WHAT IS ASKED.
Copy all of the material below exactly.

------------------------

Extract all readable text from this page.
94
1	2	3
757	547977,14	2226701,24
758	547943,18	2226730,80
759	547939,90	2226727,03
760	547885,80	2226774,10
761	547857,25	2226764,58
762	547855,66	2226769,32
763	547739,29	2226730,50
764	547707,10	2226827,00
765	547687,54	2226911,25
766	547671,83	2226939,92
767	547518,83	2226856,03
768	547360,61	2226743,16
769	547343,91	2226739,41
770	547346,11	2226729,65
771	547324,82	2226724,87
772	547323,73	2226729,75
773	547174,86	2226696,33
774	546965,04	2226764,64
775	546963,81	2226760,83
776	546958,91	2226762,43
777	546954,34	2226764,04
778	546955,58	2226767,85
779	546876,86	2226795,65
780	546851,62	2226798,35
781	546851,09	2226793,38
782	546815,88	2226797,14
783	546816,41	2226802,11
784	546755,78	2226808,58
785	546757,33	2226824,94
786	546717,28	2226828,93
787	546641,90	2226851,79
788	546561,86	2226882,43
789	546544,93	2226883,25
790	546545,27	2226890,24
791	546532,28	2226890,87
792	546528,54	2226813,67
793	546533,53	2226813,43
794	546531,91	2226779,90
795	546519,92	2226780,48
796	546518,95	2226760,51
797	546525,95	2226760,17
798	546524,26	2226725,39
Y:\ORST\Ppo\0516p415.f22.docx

------------------------

FINISHED TASK.
Extract all readable text from this page.
94
1	2	3
757	547977,14	2226701,24
758	547943,18	2226730,80
759	547939,90	2226727,03
760	547885,80	2226774,10
761	547857,25	2226764,58
762	547855,66	2226769,32
763	547739,29	2226730,50
764	547707,10	2226827,00
765	547687,54	2226911,25
766	547671,83	2226939,92
767	547518,83	2226856,03
768	547360,61	2226743,16
769	547343,91	2226739,41
770	547346,11	2226729,65
771	547324,82	2226724,87
772	547323,73	2226729,75
773	547174,86	2226696,33
774	546965,04	2226764,64
775	546963,81	2226760,83
776	546958,91	2226762,43
777	546954,34	2226764,04
778	546955,58	2226767,85
779	546876,86	2226795,65
780	546851,62	2226798,35
781	546851,09	2226793,38
782	546815,88	2226797,14
783	546816,41	2226802,11
784	546755,78	2226808,58
785	546757,33	2226824,94
786	546717,28	2226828,93
787	546641,90	2226851,79
788	546561,86	2226882,43
789	546544,93	2226883,25
790	546545,27	2226890,24
791	546532,28	2226890,87
792	546528,54	2226813,67
793	546533,53	2226813,43
794	546531,91	2226779,90
795	546519,92	2226780,48
796	546518,95	2226760,51
797	546525,95	2226760,17
798	546524,26	2226725,39
Y:\ORST\Ppo\0516p415.f22.docx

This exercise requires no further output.